### SHORT PROBLEM
Check each line of the entries below for the string "title"; copy every line where it appears.

——————————

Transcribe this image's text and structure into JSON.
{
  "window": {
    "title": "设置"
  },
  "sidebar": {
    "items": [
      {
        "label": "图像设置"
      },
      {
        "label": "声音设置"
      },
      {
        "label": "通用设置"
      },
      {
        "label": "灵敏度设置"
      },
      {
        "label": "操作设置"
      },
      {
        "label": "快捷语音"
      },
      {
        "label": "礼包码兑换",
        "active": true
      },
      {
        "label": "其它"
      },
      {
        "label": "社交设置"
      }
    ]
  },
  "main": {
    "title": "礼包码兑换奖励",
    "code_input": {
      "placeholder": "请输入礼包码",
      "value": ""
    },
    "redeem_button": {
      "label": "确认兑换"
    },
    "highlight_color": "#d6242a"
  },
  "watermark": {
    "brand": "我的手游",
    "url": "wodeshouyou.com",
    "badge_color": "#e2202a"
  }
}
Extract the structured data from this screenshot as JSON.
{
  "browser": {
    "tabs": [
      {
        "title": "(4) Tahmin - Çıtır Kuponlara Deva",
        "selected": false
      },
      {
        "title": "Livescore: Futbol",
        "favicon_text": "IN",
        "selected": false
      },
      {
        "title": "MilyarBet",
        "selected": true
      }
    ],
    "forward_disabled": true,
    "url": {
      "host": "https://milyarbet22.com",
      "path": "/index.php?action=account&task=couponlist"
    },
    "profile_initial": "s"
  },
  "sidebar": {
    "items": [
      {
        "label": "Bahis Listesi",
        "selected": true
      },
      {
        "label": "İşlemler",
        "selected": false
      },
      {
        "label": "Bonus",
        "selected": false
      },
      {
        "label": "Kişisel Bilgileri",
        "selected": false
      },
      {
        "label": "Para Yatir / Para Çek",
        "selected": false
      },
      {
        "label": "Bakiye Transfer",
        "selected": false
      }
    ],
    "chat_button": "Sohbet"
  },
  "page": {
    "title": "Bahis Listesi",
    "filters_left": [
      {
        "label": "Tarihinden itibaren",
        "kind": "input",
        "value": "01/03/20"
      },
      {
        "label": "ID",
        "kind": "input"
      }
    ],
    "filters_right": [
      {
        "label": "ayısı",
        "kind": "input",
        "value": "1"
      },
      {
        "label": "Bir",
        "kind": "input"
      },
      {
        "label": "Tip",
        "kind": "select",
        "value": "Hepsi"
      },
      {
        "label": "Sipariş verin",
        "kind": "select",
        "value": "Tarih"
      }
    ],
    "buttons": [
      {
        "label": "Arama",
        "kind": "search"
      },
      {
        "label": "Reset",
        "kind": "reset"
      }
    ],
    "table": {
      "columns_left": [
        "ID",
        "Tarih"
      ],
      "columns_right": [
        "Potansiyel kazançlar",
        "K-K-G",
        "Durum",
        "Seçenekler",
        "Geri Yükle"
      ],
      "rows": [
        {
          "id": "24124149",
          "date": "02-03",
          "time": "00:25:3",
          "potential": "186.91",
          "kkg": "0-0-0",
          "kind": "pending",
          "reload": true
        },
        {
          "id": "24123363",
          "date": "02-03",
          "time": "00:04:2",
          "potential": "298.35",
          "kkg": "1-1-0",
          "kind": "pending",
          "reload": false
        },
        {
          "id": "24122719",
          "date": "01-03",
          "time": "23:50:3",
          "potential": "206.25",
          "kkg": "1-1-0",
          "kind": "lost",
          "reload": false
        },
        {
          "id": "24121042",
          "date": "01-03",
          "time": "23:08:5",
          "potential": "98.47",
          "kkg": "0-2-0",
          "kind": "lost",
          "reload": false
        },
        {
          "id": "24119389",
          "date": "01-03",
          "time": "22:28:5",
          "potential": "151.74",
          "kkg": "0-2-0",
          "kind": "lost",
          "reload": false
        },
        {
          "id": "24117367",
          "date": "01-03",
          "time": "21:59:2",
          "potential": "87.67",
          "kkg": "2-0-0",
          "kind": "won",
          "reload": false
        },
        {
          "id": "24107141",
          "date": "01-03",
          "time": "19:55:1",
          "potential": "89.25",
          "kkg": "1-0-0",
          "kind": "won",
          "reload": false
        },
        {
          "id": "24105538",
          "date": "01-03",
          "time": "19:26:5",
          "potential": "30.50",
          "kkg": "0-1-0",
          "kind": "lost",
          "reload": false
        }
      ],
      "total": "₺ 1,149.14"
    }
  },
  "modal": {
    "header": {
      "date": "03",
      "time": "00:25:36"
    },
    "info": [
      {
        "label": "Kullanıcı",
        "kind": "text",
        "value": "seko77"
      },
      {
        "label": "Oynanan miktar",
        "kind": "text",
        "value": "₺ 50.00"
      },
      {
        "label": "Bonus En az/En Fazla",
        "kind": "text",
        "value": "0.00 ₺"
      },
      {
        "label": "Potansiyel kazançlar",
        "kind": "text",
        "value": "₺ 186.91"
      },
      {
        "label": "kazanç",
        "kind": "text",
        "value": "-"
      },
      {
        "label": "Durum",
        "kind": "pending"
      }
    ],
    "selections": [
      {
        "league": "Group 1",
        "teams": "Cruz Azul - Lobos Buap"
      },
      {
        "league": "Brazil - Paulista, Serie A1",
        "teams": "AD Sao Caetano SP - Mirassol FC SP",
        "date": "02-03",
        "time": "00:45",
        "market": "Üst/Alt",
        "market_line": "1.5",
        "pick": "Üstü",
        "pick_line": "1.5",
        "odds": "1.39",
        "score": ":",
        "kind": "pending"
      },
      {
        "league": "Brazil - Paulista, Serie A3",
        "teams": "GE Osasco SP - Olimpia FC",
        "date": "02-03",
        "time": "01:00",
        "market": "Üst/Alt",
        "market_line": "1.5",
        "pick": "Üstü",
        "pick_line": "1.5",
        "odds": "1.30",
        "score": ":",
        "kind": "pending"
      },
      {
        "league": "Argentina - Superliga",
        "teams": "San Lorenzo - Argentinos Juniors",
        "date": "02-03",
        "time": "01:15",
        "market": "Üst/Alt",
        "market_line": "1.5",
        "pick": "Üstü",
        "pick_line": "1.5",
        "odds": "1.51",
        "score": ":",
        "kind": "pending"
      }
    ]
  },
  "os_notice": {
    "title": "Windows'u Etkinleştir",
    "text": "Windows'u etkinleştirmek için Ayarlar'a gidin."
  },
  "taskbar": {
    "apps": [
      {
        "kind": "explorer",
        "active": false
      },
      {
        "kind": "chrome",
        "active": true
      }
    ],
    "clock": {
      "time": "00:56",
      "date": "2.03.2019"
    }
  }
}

——————————

### TASK SOLUTION
    "title": "设置"
    "title": "礼包码兑换奖励",
        "title": "(4) Tahmin - Çıtır Kuponlara Deva",
        "title": "Livescore: Futbol",
        "title": "MilyarBet",
    "title": "Bahis Listesi",
    "title": "Windows'u Etkinleştir",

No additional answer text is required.